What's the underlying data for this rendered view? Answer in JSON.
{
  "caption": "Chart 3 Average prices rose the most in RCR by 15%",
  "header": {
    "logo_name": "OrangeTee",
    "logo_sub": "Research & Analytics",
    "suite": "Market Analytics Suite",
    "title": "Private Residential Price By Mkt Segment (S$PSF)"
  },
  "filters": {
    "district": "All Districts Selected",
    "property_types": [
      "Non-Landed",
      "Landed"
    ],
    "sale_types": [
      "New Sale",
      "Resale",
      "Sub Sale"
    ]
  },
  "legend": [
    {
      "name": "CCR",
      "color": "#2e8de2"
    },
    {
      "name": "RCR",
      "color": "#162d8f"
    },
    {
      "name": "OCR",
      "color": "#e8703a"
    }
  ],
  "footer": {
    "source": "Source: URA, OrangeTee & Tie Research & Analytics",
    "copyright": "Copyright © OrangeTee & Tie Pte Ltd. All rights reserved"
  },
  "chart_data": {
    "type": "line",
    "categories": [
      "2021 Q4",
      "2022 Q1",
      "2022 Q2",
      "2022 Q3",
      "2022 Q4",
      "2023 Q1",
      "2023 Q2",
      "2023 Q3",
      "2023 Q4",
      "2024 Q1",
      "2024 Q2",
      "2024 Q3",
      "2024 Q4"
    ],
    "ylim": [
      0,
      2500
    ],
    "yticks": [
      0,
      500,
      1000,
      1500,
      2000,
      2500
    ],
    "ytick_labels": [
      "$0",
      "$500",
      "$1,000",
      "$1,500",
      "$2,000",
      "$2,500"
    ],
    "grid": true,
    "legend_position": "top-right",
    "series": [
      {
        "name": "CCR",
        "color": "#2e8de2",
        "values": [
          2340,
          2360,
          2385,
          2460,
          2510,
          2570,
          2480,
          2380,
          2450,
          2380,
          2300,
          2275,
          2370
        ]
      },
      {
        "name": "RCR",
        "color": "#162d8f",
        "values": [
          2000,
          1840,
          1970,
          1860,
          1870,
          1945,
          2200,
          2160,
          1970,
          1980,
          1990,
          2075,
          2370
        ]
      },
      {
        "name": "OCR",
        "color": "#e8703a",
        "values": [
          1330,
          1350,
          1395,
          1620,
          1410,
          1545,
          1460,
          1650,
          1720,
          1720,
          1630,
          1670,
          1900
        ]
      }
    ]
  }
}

**Requirement:** Each line above must be printed exactly as it appears.

**The output:**
What's the underlying data for this rendered view? Answer in JSON.
{
  "caption": "Chart 3 Average prices rose the most in RCR by 15%",
  "header": {
    "logo_name": "OrangeTee",
    "logo_sub": "Research & Analytics",
    "suite": "Market Analytics Suite",
    "title": "Private Residential Price By Mkt Segment (S$PSF)"
  },
  "filters": {
    "district": "All Districts Selected",
    "property_types": [
      "Non-Landed",
      "Landed"
    ],
    "sale_types": [
      "New Sale",
      "Resale",
      "Sub Sale"
    ]
  },
  "legend": [
    {
      "name": "CCR",
      "color": "#2e8de2"
    },
    {
      "name": "RCR",
      "color": "#162d8f"
    },
    {
      "name": "OCR",
      "color": "#e8703a"
    }
  ],
  "footer": {
    "source": "Source: URA, OrangeTee & Tie Research & Analytics",
    "copyright": "Copyright © OrangeTee & Tie Pte Ltd. All rights reserved"
  },
  "chart_data": {
    "type": "line",
    "categories": [
      "2021 Q4",
      "2022 Q1",
      "2022 Q2",
      "2022 Q3",
      "2022 Q4",
      "2023 Q1",
      "2023 Q2",
      "2023 Q3",
      "2023 Q4",
      "2024 Q1",
      "2024 Q2",
      "2024 Q3",
      "2024 Q4"
    ],
    "ylim": [
      0,
      2500
    ],
    "yticks": [
      0,
      500,
      1000,
      1500,
      2000,
      2500
    ],
    "ytick_labels": [
      "$0",
      "$500",
      "$1,000",
      "$1,500",
      "$2,000",
      "$2,500"
    ],
    "grid": true,
    "legend_position": "top-right",
    "series": [
      {
        "name": "CCR",
        "color": "#2e8de2",
        "values": [
          2340,
          2360,
          2385,
          2460,
          2510,
          2570,
          2480,
          2380,
          2450,
          2380,
          2300,
          2275,
          2370
        ]
      },
      {
        "name": "RCR",
        "color": "#162d8f",
        "values": [
          2000,
          1840,
          1970,
          1860,
          1870,
          1945,
          2200,
          2160,
          1970,
          1980,
          1990,
          2075,
          2370
        ]
      },
      {
        "name": "OCR",
        "color": "#e8703a",
        "values": [
          1330,
          1350,
          1395,
          1620,
          1410,
          1545,
          1460,
          1650,
          1720,
          1720,
          1630,
          1670,
          1900
        ]
      }
    ]
  }
}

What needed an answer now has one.